__Stated task__. Locate the word "Server" in the data below, then copy every line that holds it.

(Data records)
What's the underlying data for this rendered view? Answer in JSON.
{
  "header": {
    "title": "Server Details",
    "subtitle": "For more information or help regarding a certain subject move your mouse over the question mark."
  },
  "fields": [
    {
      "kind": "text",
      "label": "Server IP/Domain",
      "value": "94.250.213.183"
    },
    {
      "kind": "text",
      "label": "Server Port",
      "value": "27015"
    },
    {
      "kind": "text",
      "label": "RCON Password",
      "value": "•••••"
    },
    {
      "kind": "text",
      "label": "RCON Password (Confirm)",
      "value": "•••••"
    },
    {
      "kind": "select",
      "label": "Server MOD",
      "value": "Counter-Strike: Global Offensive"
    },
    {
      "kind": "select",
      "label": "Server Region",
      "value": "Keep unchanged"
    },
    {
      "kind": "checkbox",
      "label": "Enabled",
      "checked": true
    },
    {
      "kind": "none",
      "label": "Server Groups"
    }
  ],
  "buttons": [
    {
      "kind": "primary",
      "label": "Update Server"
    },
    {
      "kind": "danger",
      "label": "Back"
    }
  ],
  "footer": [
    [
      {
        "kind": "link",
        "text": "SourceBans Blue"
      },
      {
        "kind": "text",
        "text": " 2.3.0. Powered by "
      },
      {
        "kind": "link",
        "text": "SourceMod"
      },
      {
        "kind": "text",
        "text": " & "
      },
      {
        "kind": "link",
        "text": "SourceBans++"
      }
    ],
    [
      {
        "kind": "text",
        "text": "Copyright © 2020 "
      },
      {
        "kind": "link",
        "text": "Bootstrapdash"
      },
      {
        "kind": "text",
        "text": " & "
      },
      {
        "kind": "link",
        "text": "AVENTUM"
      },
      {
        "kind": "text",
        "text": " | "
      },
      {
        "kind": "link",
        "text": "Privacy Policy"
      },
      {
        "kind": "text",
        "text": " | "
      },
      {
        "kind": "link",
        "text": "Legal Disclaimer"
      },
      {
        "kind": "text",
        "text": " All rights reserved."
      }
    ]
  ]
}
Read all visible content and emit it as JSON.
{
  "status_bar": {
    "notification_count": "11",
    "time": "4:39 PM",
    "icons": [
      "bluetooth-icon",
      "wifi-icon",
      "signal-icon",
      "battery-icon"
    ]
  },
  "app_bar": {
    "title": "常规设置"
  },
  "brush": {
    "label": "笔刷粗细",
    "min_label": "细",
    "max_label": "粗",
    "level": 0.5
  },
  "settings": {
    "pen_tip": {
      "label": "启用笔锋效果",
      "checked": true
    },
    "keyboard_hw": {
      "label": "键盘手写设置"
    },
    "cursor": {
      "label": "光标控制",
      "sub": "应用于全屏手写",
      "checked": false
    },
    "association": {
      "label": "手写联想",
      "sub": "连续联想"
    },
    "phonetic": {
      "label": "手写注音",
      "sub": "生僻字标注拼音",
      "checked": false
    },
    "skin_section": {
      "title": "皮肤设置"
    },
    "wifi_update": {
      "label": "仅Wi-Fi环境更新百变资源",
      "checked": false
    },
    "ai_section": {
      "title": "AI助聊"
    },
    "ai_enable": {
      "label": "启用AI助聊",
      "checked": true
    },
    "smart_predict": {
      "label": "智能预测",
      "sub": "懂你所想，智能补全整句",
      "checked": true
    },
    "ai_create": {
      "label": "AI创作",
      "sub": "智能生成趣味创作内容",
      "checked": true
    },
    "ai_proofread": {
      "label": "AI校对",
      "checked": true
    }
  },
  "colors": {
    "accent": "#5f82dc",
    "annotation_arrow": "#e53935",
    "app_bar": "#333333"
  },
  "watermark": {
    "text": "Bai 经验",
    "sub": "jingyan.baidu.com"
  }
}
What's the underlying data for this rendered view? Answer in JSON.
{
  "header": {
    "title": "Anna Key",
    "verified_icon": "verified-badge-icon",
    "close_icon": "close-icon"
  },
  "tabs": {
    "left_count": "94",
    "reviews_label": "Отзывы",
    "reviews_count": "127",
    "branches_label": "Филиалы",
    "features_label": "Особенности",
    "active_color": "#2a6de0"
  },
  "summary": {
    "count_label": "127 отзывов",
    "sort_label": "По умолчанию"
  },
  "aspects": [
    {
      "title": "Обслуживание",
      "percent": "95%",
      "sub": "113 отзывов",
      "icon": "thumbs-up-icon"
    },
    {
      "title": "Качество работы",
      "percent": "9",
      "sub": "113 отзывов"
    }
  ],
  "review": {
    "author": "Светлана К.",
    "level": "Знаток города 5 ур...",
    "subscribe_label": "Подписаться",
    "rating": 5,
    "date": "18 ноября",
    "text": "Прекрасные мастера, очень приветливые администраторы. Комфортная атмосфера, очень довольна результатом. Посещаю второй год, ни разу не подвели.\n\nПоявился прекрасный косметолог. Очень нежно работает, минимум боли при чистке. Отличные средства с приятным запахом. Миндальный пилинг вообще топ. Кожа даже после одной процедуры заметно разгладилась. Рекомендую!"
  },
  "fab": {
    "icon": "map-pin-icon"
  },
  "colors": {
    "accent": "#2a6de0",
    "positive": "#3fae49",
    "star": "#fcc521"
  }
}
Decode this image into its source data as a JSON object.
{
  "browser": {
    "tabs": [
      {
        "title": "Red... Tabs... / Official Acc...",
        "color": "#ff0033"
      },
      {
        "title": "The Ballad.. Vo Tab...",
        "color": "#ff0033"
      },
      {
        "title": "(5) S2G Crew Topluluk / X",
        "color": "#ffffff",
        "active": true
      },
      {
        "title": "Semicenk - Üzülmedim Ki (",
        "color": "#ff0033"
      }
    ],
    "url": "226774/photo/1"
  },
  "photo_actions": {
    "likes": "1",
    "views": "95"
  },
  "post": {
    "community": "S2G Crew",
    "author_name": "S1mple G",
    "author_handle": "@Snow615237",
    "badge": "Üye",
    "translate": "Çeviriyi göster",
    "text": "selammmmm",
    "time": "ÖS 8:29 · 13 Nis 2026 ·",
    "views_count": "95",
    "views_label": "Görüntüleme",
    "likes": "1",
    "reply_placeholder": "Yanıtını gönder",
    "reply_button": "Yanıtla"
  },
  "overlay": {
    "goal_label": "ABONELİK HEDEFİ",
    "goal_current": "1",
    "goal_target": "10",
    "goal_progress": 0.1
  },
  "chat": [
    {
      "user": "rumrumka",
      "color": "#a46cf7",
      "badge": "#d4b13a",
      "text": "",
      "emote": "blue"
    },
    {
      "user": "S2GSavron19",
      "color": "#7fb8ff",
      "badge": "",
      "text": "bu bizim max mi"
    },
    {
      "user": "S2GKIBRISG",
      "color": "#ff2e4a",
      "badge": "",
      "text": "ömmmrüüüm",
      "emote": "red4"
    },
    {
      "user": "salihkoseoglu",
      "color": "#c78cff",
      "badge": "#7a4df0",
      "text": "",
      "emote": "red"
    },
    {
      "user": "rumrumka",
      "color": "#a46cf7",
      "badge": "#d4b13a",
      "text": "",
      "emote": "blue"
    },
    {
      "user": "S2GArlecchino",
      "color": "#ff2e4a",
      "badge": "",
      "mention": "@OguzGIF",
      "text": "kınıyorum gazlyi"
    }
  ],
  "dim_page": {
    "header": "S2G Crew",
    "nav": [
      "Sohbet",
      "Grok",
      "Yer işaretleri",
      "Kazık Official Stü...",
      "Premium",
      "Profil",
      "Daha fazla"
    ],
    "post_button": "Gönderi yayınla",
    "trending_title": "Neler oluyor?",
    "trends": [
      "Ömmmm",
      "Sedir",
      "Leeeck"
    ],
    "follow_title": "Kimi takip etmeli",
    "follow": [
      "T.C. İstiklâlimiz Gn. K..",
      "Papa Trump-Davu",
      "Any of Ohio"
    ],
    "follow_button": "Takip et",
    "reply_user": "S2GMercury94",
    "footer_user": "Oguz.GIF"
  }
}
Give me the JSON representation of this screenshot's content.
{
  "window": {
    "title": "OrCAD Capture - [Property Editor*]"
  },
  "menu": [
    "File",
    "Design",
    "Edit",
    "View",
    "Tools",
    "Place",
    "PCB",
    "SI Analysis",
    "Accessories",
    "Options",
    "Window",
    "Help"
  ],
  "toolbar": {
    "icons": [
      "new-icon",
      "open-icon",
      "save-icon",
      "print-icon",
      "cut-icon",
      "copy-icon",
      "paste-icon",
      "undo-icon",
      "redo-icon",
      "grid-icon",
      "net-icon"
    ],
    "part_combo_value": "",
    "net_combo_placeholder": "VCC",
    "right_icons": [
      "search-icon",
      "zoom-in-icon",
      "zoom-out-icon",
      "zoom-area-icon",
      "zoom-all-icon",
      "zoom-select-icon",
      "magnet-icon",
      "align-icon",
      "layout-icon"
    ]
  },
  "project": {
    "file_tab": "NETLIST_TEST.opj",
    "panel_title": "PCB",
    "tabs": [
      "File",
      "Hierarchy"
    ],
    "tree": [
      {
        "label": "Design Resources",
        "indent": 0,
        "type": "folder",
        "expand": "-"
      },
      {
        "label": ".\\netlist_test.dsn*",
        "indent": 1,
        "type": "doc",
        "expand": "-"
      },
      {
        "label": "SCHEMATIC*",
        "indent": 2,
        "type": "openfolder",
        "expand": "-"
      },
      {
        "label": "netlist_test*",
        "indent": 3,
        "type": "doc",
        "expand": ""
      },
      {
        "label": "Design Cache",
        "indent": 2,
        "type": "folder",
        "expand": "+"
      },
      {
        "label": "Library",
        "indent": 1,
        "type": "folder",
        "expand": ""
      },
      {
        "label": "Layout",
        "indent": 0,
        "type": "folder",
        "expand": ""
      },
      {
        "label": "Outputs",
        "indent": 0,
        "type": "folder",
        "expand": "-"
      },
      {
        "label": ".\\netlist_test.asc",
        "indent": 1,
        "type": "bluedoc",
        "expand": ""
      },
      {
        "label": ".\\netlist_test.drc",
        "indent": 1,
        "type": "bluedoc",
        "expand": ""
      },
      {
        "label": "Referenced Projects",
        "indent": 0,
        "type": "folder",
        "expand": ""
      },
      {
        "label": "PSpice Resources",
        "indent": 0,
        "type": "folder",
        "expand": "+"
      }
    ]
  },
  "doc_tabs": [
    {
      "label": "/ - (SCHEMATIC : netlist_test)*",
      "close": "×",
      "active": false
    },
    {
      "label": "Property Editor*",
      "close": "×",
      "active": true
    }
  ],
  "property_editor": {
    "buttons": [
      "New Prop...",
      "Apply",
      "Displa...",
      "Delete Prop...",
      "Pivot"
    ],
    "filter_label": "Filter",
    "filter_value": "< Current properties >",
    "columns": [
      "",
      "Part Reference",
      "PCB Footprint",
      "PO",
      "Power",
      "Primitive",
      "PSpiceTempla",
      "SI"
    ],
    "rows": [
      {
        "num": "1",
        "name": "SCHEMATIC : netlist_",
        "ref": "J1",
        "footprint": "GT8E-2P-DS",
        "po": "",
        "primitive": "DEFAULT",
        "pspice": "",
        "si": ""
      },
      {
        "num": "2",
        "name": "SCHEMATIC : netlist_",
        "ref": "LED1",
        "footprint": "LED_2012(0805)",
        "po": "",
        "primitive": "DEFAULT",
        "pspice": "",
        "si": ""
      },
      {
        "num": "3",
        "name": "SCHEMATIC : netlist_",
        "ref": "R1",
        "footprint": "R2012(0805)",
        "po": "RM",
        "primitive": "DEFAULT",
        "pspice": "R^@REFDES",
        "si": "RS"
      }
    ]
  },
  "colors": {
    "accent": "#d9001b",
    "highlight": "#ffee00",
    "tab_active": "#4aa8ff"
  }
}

__Correct answer__.
    "title": "Server Details",
      "label": "Server IP/Domain",
      "label": "Server Port",
      "label": "Server MOD",
      "label": "Server Region",
      "label": "Server Groups"
      "label": "Update Server"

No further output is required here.